Texto elegido ->
↓

Terrorismo ucraniano contra objetivos civiles rusos
Ante sus constantes derrotas en el frente militar del Donbass, el régimen de Kiev, fiel a su ideología nazifascista, responde con ataques militares contra objetivos civiles rusos. El día viernes 9 de enero atacó con misiles indiscriminadamente blancos civiles contra la ciudad de Belgorod, y el sábado hizo la mismo con drones contra la ciudad de Vorónezh. Según el medio ruso dailystorm.ru, el ataque con misiles contra una instalación de infraestructura civil en la región de Bélgorod, dejó a más de 550.000 residentes sin calefacción ni electricidad en pleno invierno. Casi 200.000 personas carecen de agua y alcantarillado.

↑

(Datos de análisis del diseño de documentos)
↓

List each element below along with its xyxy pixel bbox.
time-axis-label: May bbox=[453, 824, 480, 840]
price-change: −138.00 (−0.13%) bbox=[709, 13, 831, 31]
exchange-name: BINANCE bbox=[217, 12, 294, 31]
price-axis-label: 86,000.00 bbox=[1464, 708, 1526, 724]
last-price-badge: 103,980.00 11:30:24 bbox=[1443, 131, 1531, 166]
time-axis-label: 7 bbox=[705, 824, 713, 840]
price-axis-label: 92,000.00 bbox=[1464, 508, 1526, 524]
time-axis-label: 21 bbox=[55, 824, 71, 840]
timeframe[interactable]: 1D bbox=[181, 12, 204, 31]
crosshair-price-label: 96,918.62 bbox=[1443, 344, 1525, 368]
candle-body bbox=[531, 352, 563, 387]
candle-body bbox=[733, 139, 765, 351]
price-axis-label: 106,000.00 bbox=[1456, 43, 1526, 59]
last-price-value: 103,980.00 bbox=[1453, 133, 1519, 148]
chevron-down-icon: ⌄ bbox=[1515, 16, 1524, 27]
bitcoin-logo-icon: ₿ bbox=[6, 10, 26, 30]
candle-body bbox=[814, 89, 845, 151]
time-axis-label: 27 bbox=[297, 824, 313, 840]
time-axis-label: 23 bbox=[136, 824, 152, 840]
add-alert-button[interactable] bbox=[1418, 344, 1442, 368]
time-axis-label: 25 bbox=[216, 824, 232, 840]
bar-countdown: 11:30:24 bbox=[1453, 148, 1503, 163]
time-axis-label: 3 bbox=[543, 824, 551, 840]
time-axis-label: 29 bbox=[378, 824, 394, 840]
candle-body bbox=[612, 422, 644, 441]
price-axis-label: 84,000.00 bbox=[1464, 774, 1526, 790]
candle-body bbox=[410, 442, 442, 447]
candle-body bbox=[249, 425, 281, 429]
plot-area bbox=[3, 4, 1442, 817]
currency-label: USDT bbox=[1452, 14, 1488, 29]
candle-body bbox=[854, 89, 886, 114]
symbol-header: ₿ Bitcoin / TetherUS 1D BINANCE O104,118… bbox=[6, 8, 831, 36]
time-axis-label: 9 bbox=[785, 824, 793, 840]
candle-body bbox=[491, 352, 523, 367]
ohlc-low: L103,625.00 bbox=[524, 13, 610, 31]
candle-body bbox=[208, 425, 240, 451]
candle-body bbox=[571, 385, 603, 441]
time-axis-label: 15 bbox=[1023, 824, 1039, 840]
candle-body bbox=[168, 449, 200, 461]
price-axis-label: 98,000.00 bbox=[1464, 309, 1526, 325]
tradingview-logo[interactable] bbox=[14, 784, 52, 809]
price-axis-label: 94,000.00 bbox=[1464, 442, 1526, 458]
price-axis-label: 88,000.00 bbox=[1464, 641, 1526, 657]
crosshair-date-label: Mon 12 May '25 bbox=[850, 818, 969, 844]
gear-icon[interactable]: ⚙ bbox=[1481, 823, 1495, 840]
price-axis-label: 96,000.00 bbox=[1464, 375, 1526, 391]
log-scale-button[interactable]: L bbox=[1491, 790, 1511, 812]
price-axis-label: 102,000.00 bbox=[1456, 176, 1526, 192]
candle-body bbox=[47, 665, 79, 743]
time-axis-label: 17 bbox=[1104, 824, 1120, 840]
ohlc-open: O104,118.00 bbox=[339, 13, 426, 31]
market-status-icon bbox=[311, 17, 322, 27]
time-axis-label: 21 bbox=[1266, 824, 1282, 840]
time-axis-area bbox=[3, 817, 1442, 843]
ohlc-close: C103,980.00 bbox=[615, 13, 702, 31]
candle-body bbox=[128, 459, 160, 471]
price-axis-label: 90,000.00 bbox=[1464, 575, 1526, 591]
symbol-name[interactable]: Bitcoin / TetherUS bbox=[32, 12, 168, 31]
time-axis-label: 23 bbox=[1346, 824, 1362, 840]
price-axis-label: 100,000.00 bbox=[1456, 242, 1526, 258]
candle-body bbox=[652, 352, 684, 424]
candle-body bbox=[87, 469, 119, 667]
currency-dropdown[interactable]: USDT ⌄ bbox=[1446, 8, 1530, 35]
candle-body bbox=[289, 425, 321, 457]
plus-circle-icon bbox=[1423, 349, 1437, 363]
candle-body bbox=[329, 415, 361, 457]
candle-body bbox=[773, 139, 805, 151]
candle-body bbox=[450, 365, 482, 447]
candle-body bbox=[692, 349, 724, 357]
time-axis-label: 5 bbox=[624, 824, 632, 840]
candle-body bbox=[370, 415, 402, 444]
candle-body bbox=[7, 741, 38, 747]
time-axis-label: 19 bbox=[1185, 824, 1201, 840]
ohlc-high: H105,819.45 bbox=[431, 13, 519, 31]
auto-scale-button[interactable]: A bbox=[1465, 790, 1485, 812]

↑

Tareas pedidas ->
(1) Actualiza el fragmento del texto sobre los ataques a objetivos civiles rusos que empieza con "Terrorismo ucraniano contra" y sigue hasta "agua y alcantarillado.", poniendo "Kursk" en lugar de "Vorónezh".
(2) Según el texto sobre los ataques a objetivos civiles rusos, ¿cuántas personas se quedaron sin agua y alcantarillado?
(3) Sigue escribiendo el texto sobre los ataques a objetivos civiles rusos a partir de donde se queda.
Estos datos no tienen nada que ver con el texto sobre los ataques a objetivos civiles rusos.

Respuestas dadas ->
(1)
Terrorismo ucraniano contra objetivos civiles rusos
Ante sus constantes derrotas en el frente militar del Donbass, el régimen de Kiev, fiel a su ideología nazifascista, responde con ataques militares contra objetivos civiles rusos. El día viernes 9 de enero atacó con misiles indiscriminadamente blancos civiles contra la ciudad de Belgorod, y el sábado hizo la mismo con drones contra la ciudad de Kursk. Según el medio ruso dailystorm.ru, el ataque con misiles contra una instalación de infraestructura civil en la región de Bélgorod, dejó a más de 550.000 residentes sin calefacción ni electricidad en pleno invierno. Casi 200.000 personas carecen de agua y alcantarillado.

(2) Casi 200.000 personas.

(3)
A su vez, el régimen de Kiev ha llevado a cabo la noche del sábado 10 de enero un ataque masivo con drones contra la ciudad rusa de Vorónezh. Los aparatos impactaron contra edificios residenciales y provocaron destrozos en la urbe. En uno de los edificios afectados, la explosión tras el impacto provocó daños en 5 apartamentos, reporta el canal de Telegram Baza. Al menos 4 personas resultaron heridas. La caída de los restos y los drones derribados dañó los cristales y las fachadas de un total de tres edificios residenciales y uno en construcción. Estos son ataques de odio que no pueden revertir las derrotas militares. Las tropas rusas avanzan y liberaron la localidad de Belogorie, en la región de Zaporozhie.
Se reporta un saldo, en el mismo período de tiempo de unas 1.330 bajas militares ucranianas. De igual forma, las FFAA rusas asestaron golpes contra una empresa militar productora de drones, instalaciones de energía e infraestructura de transporte utilizadas en interés de las FFAA de Ucrania. Este fue el resultado del lanzamiento del poderoso misil Orechnik en represalia por el pasado ataque contra la residencia del presidente ruso en Nóvgorod. A pesar de ese terrorismo, el régimen de Kiev no puede impedir su derrota estratégica.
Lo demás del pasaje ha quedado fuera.